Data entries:
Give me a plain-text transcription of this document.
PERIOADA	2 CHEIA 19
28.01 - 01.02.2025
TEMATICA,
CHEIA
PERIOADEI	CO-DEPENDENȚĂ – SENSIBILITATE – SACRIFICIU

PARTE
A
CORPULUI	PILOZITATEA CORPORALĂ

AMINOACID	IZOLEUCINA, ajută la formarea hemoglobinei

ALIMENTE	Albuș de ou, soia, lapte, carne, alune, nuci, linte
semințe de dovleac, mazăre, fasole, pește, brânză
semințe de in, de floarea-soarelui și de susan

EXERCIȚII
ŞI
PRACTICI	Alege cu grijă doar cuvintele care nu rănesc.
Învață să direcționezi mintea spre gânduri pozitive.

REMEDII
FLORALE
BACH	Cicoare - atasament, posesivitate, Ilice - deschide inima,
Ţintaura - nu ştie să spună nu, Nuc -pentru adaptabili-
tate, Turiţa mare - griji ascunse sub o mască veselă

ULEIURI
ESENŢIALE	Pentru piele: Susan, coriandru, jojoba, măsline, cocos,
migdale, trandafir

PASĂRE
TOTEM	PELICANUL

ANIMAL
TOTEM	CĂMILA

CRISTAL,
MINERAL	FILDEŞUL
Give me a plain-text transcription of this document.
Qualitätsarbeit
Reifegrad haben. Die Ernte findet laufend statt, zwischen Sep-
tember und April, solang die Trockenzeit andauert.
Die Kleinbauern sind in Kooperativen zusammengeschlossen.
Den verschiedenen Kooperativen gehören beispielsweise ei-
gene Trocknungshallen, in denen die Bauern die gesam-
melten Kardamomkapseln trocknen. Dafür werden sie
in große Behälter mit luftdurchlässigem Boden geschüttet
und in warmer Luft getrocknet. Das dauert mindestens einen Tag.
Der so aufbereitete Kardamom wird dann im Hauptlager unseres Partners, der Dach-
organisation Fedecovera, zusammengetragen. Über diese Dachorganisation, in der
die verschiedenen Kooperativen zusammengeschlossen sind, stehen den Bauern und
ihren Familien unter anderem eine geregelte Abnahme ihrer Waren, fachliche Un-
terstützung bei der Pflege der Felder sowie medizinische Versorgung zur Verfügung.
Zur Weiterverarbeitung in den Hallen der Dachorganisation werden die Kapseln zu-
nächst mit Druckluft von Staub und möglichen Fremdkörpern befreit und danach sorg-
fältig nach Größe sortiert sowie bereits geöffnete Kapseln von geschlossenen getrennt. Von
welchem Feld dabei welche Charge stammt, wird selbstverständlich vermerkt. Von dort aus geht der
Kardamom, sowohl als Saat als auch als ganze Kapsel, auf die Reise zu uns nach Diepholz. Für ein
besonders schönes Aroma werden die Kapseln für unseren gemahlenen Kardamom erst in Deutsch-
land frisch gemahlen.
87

# Given request:
State how many lines of the listing above include the word "zusammengeschlossen". Give nothing but the number.

# Answer to this problem:
2